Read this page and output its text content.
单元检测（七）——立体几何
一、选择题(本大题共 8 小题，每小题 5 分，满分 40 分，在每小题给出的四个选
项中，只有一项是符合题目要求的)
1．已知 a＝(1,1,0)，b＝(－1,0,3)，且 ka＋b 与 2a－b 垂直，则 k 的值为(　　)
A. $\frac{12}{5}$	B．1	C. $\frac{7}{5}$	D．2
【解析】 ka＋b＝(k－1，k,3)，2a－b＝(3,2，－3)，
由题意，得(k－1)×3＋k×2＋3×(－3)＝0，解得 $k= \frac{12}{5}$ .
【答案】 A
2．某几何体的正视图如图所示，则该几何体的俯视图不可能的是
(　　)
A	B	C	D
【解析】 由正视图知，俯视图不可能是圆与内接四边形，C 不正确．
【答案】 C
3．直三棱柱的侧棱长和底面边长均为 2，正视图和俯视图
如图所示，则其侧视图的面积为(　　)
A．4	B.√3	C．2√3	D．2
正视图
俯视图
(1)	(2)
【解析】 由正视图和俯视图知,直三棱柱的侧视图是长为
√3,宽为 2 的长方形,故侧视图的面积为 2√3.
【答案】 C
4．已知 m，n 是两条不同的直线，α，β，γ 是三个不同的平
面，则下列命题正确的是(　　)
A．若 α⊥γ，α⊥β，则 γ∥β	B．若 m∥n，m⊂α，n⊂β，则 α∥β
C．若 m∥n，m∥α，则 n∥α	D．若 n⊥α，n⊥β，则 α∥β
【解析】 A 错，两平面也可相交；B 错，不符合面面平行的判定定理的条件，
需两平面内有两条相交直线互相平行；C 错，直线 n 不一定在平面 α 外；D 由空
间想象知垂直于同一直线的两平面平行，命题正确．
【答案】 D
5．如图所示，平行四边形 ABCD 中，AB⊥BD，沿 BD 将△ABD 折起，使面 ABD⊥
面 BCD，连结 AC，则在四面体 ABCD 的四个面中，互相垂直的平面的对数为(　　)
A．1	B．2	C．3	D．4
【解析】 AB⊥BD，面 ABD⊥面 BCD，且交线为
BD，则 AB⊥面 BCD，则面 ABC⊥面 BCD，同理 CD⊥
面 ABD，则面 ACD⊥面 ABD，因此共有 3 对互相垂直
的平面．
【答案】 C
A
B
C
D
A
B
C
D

▬▬▬▬▬▬▬▬▬▬

> Exercise: Count all lines of the data that include "ABCD". The answer is the number alone.

> Written solution: 2